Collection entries

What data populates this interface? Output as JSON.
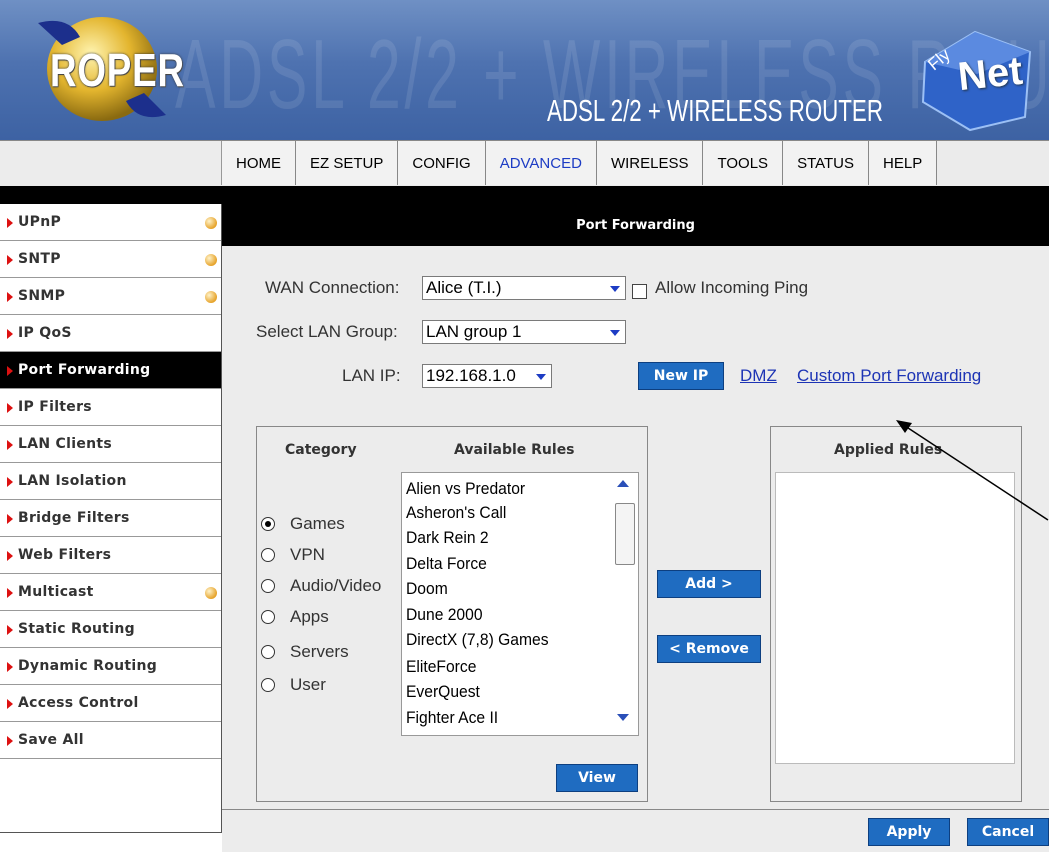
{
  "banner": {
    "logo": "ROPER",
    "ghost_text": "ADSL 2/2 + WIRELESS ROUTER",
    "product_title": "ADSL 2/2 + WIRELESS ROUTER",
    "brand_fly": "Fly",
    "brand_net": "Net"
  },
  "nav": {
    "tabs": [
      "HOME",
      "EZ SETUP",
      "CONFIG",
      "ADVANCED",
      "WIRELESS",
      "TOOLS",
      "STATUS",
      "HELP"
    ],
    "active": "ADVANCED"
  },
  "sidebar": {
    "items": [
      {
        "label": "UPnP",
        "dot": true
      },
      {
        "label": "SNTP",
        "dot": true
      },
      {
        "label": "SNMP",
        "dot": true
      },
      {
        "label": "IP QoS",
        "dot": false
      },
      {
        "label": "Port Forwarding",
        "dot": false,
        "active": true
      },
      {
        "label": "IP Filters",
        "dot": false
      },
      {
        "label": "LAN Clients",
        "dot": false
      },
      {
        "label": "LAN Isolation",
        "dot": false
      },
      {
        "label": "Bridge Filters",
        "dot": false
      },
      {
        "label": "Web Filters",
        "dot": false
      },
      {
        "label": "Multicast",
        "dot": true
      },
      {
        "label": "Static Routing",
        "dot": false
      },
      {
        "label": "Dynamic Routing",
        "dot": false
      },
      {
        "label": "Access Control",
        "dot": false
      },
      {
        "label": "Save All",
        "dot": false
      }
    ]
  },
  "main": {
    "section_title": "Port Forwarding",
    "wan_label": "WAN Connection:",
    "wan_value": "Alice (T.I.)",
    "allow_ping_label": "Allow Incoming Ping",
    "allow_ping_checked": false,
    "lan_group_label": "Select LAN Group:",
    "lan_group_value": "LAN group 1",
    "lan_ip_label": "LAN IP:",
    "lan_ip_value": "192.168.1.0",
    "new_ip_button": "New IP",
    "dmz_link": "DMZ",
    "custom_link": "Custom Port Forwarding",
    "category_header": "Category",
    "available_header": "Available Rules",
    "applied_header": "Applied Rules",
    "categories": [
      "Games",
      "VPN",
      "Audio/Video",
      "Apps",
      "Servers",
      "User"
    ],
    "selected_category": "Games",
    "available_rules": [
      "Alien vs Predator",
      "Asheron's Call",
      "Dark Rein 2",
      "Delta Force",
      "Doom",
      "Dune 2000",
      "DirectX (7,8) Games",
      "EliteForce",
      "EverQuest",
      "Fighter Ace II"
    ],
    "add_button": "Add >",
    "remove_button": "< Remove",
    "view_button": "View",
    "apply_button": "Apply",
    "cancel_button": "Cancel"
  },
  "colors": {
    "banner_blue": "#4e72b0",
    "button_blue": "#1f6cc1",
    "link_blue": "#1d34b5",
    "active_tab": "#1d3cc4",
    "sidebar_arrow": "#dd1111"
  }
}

...

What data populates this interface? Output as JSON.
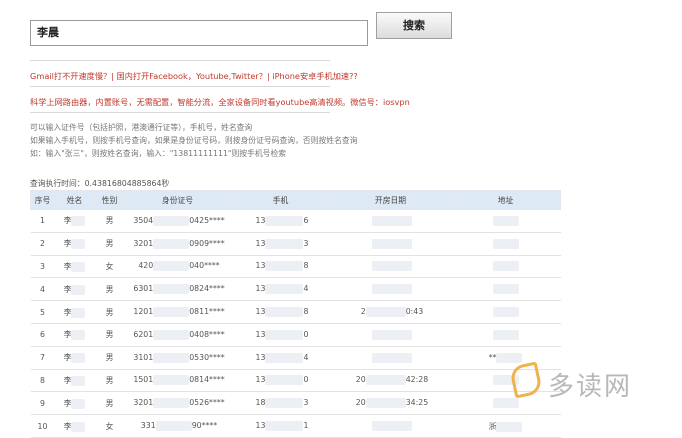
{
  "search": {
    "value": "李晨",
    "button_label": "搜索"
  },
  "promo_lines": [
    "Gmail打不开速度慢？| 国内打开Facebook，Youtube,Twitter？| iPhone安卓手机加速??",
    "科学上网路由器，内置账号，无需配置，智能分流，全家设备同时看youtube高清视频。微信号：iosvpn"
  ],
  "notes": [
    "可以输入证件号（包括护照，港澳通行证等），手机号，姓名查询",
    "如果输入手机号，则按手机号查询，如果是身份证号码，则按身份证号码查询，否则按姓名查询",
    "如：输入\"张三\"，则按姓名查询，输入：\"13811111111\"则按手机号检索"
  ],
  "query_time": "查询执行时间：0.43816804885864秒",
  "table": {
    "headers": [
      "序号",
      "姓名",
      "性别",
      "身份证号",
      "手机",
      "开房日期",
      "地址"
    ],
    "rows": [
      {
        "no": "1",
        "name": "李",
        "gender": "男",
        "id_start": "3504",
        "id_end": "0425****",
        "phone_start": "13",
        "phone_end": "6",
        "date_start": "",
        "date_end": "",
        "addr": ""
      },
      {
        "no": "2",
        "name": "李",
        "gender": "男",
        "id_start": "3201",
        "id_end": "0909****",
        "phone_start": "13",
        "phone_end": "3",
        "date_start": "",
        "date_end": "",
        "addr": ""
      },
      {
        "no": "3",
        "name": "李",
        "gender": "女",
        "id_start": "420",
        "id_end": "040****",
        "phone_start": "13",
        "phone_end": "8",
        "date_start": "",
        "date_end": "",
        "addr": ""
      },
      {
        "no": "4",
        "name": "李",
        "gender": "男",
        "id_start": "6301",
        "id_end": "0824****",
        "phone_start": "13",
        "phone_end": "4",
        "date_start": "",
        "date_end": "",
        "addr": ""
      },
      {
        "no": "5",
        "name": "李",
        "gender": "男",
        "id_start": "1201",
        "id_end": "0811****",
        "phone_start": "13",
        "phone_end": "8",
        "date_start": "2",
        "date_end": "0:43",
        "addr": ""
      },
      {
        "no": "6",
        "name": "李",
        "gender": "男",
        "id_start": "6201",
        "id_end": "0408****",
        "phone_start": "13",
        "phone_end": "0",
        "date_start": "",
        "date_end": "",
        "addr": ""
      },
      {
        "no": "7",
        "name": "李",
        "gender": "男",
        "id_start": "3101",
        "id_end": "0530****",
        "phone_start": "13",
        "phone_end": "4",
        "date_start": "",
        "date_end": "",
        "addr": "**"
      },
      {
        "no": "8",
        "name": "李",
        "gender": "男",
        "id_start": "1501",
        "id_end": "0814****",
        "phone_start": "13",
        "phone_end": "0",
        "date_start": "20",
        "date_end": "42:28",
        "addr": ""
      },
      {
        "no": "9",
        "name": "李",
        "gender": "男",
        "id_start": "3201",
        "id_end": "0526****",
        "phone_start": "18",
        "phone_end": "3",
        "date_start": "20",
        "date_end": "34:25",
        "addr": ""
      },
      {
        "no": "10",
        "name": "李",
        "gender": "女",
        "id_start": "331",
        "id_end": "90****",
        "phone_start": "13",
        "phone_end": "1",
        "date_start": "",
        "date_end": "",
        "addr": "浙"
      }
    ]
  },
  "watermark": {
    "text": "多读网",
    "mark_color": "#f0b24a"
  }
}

--

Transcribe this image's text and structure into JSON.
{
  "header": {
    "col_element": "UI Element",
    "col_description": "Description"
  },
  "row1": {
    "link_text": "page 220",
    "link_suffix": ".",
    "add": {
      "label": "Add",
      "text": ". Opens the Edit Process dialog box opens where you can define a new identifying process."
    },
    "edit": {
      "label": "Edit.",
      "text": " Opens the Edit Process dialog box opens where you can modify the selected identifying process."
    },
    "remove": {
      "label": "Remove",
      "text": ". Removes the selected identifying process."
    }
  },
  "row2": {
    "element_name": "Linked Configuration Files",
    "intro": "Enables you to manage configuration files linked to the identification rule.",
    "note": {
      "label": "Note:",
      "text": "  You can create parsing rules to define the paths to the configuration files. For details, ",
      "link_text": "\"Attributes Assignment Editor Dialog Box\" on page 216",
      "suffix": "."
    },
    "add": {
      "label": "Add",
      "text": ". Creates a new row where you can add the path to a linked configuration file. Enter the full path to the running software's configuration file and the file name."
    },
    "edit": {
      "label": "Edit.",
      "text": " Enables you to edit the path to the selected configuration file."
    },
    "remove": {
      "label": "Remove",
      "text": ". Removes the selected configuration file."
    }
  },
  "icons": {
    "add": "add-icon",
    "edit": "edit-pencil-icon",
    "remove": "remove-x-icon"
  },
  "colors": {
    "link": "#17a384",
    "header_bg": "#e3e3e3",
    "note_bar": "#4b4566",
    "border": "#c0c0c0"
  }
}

#### TASK DIRECTIONS
How many lines in the data contain the string "Filters"? Respond with the number only.

#### WORKED SOLUTION
3